Data excerpts:
-- -- --

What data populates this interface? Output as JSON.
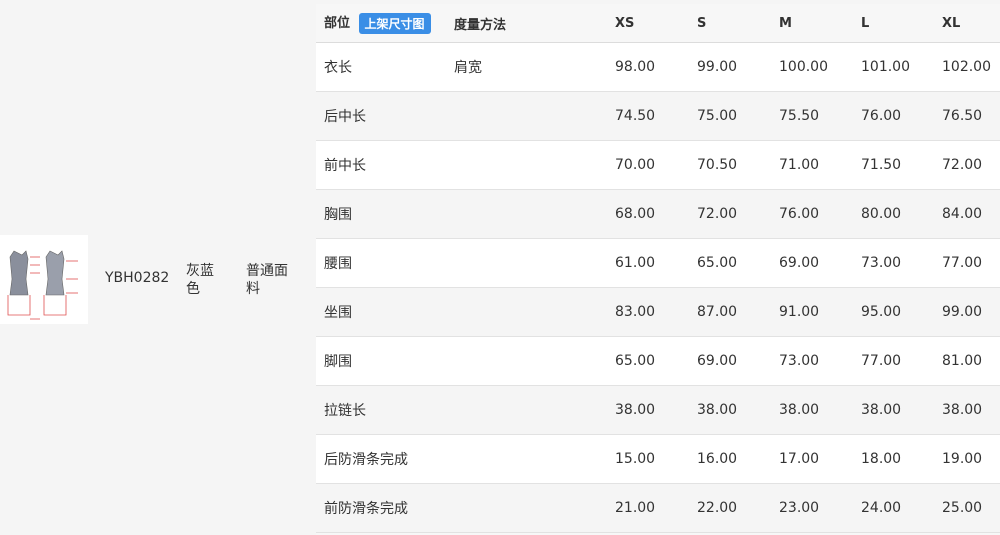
{
  "product": {
    "code": "YBH0282",
    "color": "灰蓝色",
    "fabric": "普通面料",
    "image_name": "dress-size-diagram"
  },
  "table": {
    "header": {
      "part": "部位",
      "upload_button": "上架尺寸图",
      "method": "度量方法",
      "sizes": [
        "XS",
        "S",
        "M",
        "L",
        "XL"
      ]
    },
    "rows": [
      {
        "part": "衣长",
        "method": "肩宽",
        "values": [
          "98.00",
          "99.00",
          "100.00",
          "101.00",
          "102.00"
        ]
      },
      {
        "part": "后中长",
        "method": "",
        "values": [
          "74.50",
          "75.00",
          "75.50",
          "76.00",
          "76.50"
        ]
      },
      {
        "part": "前中长",
        "method": "",
        "values": [
          "70.00",
          "70.50",
          "71.00",
          "71.50",
          "72.00"
        ]
      },
      {
        "part": "胸围",
        "method": "",
        "values": [
          "68.00",
          "72.00",
          "76.00",
          "80.00",
          "84.00"
        ]
      },
      {
        "part": "腰围",
        "method": "",
        "values": [
          "61.00",
          "65.00",
          "69.00",
          "73.00",
          "77.00"
        ]
      },
      {
        "part": "坐围",
        "method": "",
        "values": [
          "83.00",
          "87.00",
          "91.00",
          "95.00",
          "99.00"
        ]
      },
      {
        "part": "脚围",
        "method": "",
        "values": [
          "65.00",
          "69.00",
          "73.00",
          "77.00",
          "81.00"
        ]
      },
      {
        "part": "拉链长",
        "method": "",
        "values": [
          "38.00",
          "38.00",
          "38.00",
          "38.00",
          "38.00"
        ]
      },
      {
        "part": "后防滑条完成",
        "method": "",
        "values": [
          "15.00",
          "16.00",
          "17.00",
          "18.00",
          "19.00"
        ]
      },
      {
        "part": "前防滑条完成",
        "method": "",
        "values": [
          "21.00",
          "22.00",
          "23.00",
          "24.00",
          "25.00"
        ]
      }
    ]
  },
  "colors": {
    "badge": "#3a8ee6",
    "row_odd": "#ffffff",
    "row_even": "#f5f5f5"
  }
}
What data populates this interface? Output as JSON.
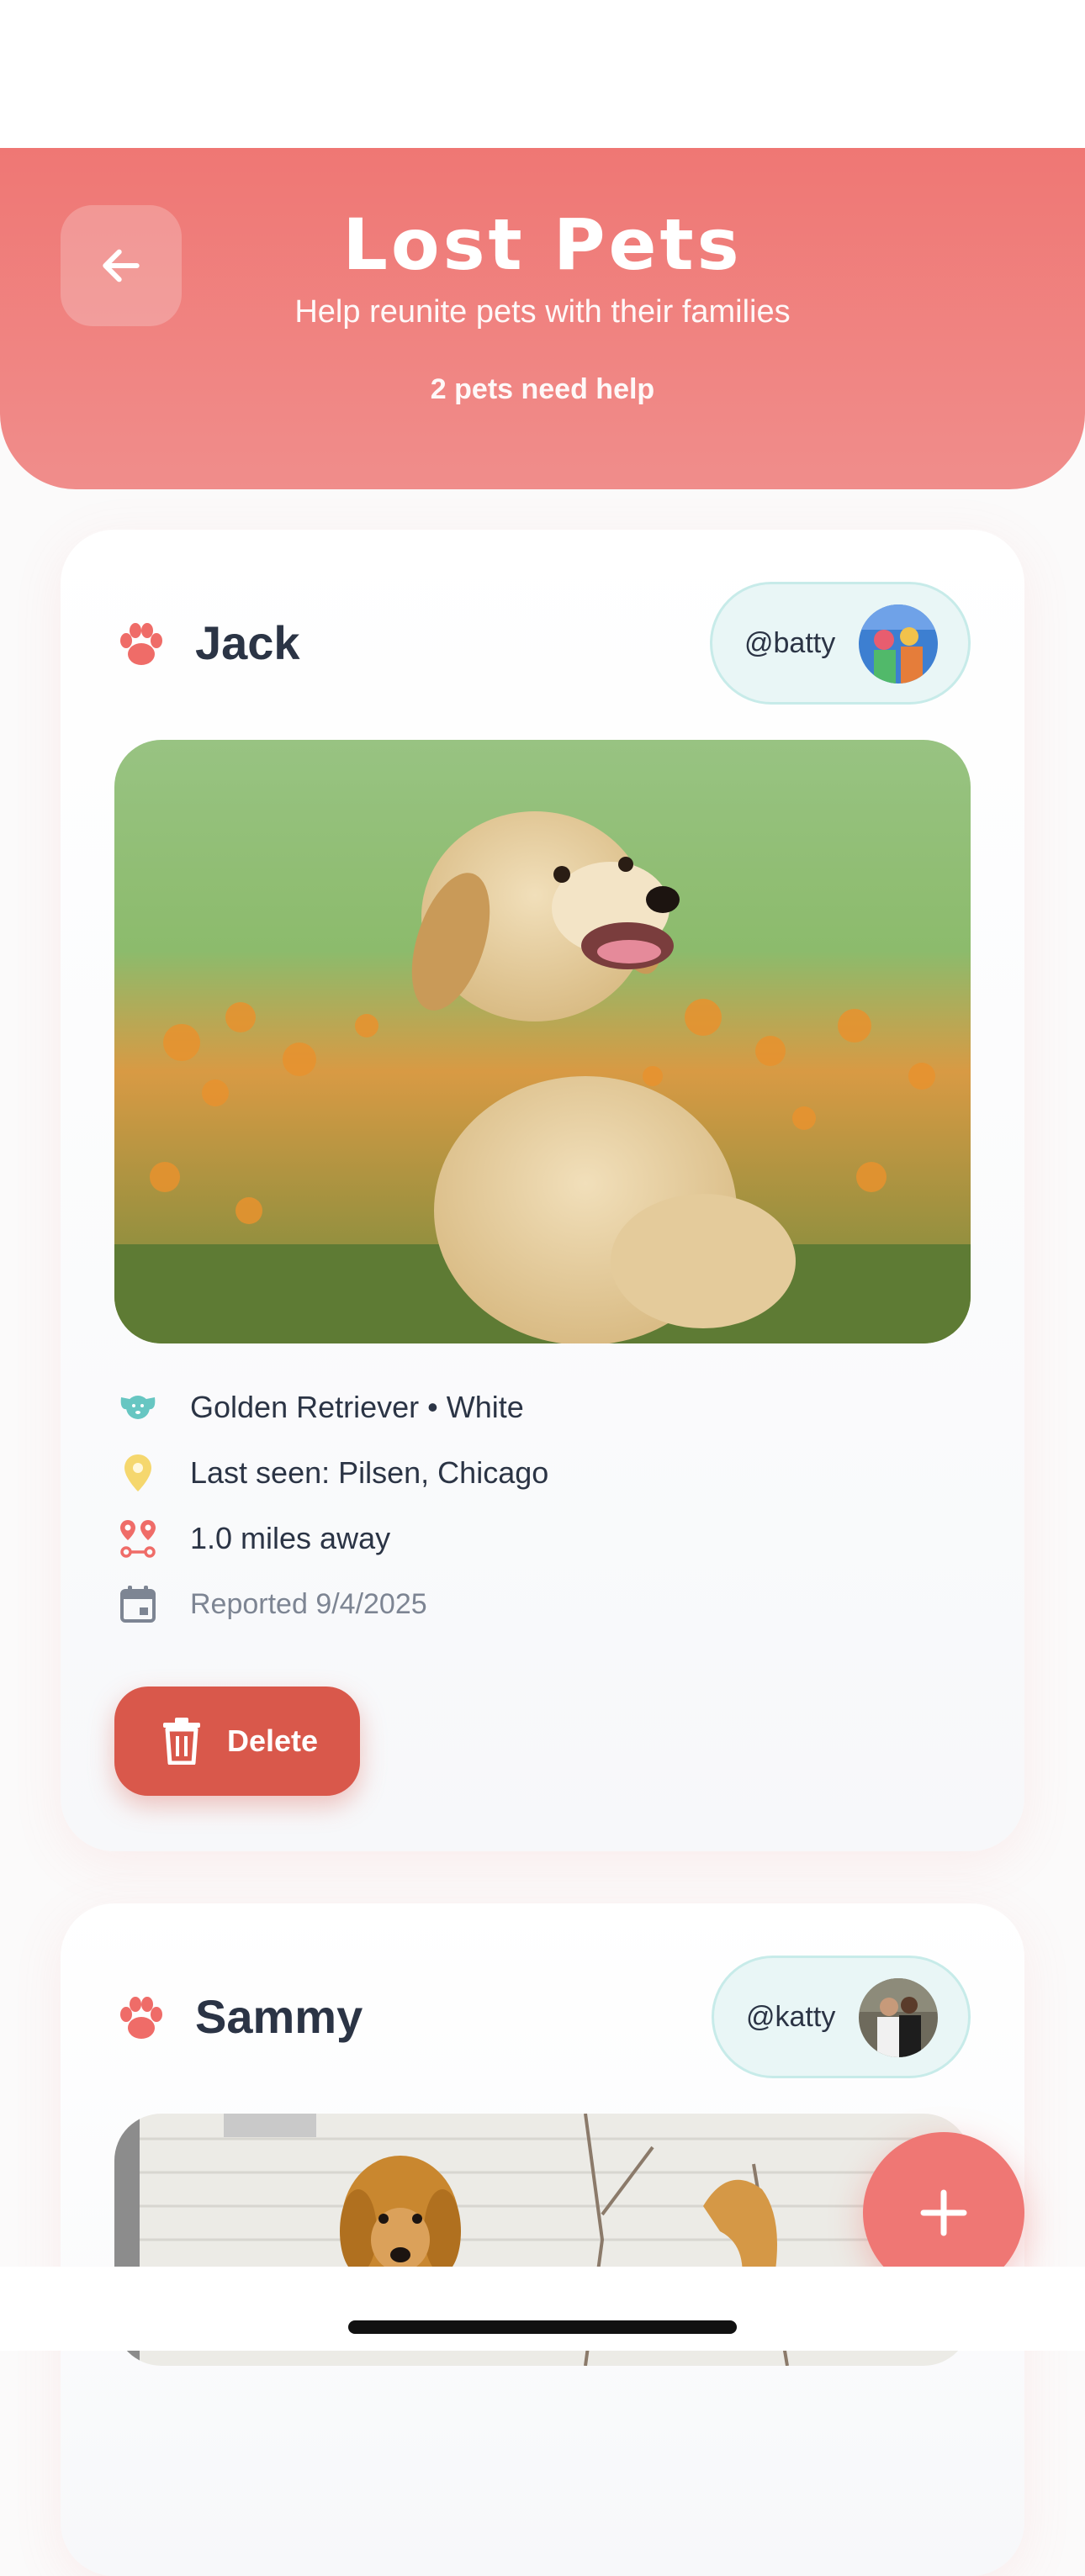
{
  "header": {
    "title": "Lost Pets",
    "subtitle": "Help reunite pets with their families",
    "count_text": "2 pets need help"
  },
  "pets": [
    {
      "name": "Jack",
      "username": "@batty",
      "breed_color": "Golden Retriever • White",
      "last_seen": "Last seen: Pilsen, Chicago",
      "distance": "1.0 miles away",
      "reported": "Reported 9/4/2025",
      "delete_label": "Delete"
    },
    {
      "name": "Sammy",
      "username": "@katty"
    }
  ],
  "icons": {
    "back": "arrow-left-icon",
    "paw": "paw-icon",
    "breed": "dog-face-icon",
    "location": "location-pin-icon",
    "distance": "route-icon",
    "calendar": "calendar-icon",
    "delete": "trash-icon",
    "add": "plus-icon"
  },
  "colors": {
    "accent": "#ef7774",
    "delete": "#d9584b",
    "teal": "#67c6c2",
    "yellow": "#f5d76e"
  }
}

-- -- --

DIRECTION:
Make a word-for-word copy of the entries, without any pictures.

PROBLEM SOLUTION:
What data populates this interface? Output as JSON.
{
  "product": {
    "code": "YBH0282",
    "color": "灰蓝色",
    "fabric": "普通面料",
    "image_name": "dress-size-diagram"
  },
  "table": {
    "header": {
      "part": "部位",
      "upload_button": "上架尺寸图",
      "method": "度量方法",
      "sizes": [
        "XS",
        "S",
        "M",
        "L",
        "XL"
      ]
    },
    "rows": [
      {
        "part": "衣长",
        "method": "肩宽",
        "values": [
          "98.00",
          "99.00",
          "100.00",
          "101.00",
          "102.00"
        ]
      },
      {
        "part": "后中长",
        "method": "",
        "values": [
          "74.50",
          "75.00",
          "75.50",
          "76.00",
          "76.50"
        ]
      },
      {
        "part": "前中长",
        "method": "",
        "values": [
          "70.00",
          "70.50",
          "71.00",
          "71.50",
          "72.00"
        ]
      },
      {
        "part": "胸围",
        "method": "",
        "values": [
          "68.00",
          "72.00",
          "76.00",
          "80.00",
          "84.00"
        ]
      },
      {
        "part": "腰围",
        "method": "",
        "values": [
          "61.00",
          "65.00",
          "69.00",
          "73.00",
          "77.00"
        ]
      },
      {
        "part": "坐围",
        "method": "",
        "values": [
          "83.00",
          "87.00",
          "91.00",
          "95.00",
          "99.00"
        ]
      },
      {
        "part": "脚围",
        "method": "",
        "values": [
          "65.00",
          "69.00",
          "73.00",
          "77.00",
          "81.00"
        ]
      },
      {
        "part": "拉链长",
        "method": "",
        "values": [
          "38.00",
          "38.00",
          "38.00",
          "38.00",
          "38.00"
        ]
      },
      {
        "part": "后防滑条完成",
        "method": "",
        "values": [
          "15.00",
          "16.00",
          "17.00",
          "18.00",
          "19.00"
        ]
      },
      {
        "part": "前防滑条完成",
        "method": "",
        "values": [
          "21.00",
          "22.00",
          "23.00",
          "24.00",
          "25.00"
        ]
      }
    ]
  },
  "colors": {
    "badge": "#3a8ee6",
    "row_odd": "#ffffff",
    "row_even": "#f5f5f5"
  }
}
What data populates this interface? Output as JSON.
{
  "header": {
    "title": "Lost Pets",
    "subtitle": "Help reunite pets with their families",
    "count_text": "2 pets need help"
  },
  "pets": [
    {
      "name": "Jack",
      "username": "@batty",
      "breed_color": "Golden Retriever • White",
      "last_seen": "Last seen: Pilsen, Chicago",
      "distance": "1.0 miles away",
      "reported": "Reported 9/4/2025",
      "delete_label": "Delete"
    },
    {
      "name": "Sammy",
      "username": "@katty"
    }
  ],
  "icons": {
    "back": "arrow-left-icon",
    "paw": "paw-icon",
    "breed": "dog-face-icon",
    "location": "location-pin-icon",
    "distance": "route-icon",
    "calendar": "calendar-icon",
    "delete": "trash-icon",
    "add": "plus-icon"
  },
  "colors": {
    "accent": "#ef7774",
    "delete": "#d9584b",
    "teal": "#67c6c2",
    "yellow": "#f5d76e"
  }
}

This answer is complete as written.